--- START Supplied material ---

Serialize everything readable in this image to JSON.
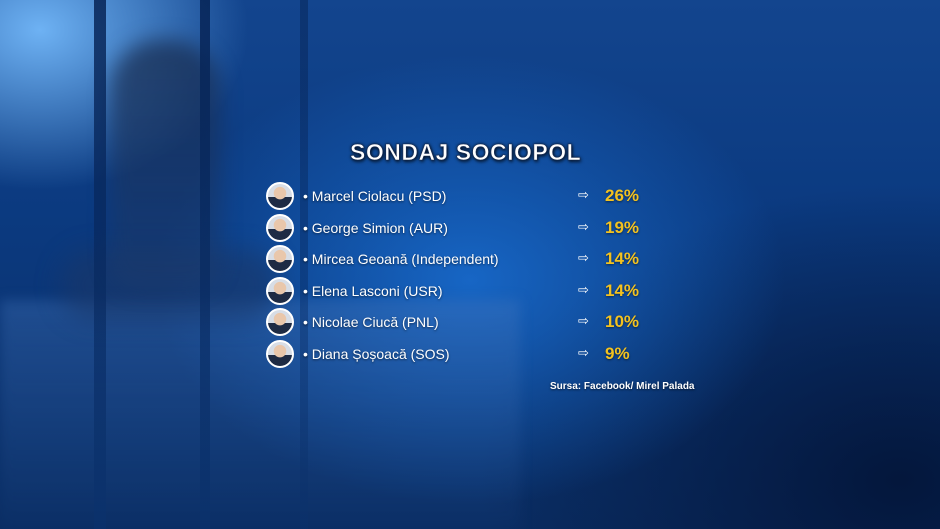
{
  "title": "SONDAJ SOCIOPOL",
  "candidates": [
    {
      "name": "• Marcel Ciolacu (PSD)",
      "arrow": "⇨",
      "percent": "26%"
    },
    {
      "name": "• George Simion (AUR)",
      "arrow": "⇨",
      "percent": "19%"
    },
    {
      "name": "• Mircea Geoană (Independent)",
      "arrow": "⇨",
      "percent": "14%"
    },
    {
      "name": "• Elena Lasconi (USR)",
      "arrow": "⇨",
      "percent": "14%"
    },
    {
      "name": "• Nicolae Ciucă (PNL)",
      "arrow": "⇨",
      "percent": "10%"
    },
    {
      "name": "• Diana Șoșoacă (SOS)",
      "arrow": "⇨",
      "percent": "9%"
    }
  ],
  "source": "Sursa: Facebook/ Mirel Palada",
  "colors": {
    "percent": "#f3c21f",
    "text": "#ffffff",
    "background": "#0b3a80"
  },
  "icons": {
    "avatar": "candidate-portrait-icon",
    "arrow": "right-arrow-icon"
  }
}
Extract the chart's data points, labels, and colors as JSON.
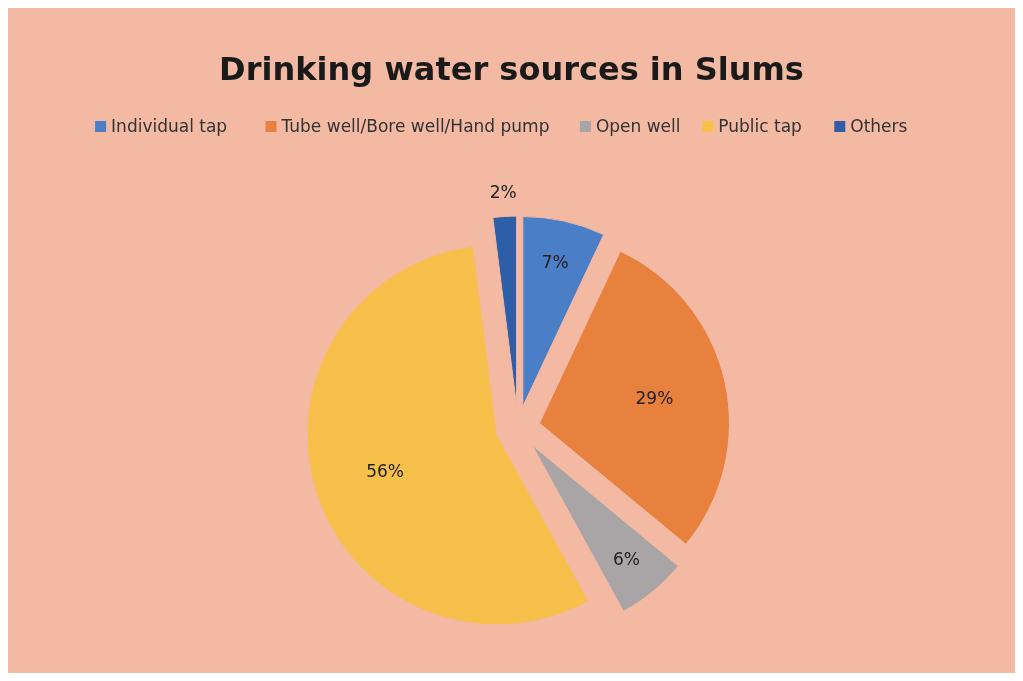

--- END Supplied material ---

Problem requirements:
All of the lines above should be retyped precisely, apart from the pictures.

Result for this exercise:
Serialize everything readable in this image to JSON.
{
  "title": "SONDAJ SOCIOPOL",
  "candidates": [
    {
      "name": "• Marcel Ciolacu (PSD)",
      "arrow": "⇨",
      "percent": "26%"
    },
    {
      "name": "• George Simion (AUR)",
      "arrow": "⇨",
      "percent": "19%"
    },
    {
      "name": "• Mircea Geoană (Independent)",
      "arrow": "⇨",
      "percent": "14%"
    },
    {
      "name": "• Elena Lasconi (USR)",
      "arrow": "⇨",
      "percent": "14%"
    },
    {
      "name": "• Nicolae Ciucă (PNL)",
      "arrow": "⇨",
      "percent": "10%"
    },
    {
      "name": "• Diana Șoșoacă (SOS)",
      "arrow": "⇨",
      "percent": "9%"
    }
  ],
  "source": "Sursa: Facebook/ Mirel Palada",
  "colors": {
    "percent": "#f3c21f",
    "text": "#ffffff",
    "background": "#0b3a80"
  },
  "icons": {
    "avatar": "candidate-portrait-icon",
    "arrow": "right-arrow-icon"
  }
}
Extract the chart's data points, labels, and colors as JSON.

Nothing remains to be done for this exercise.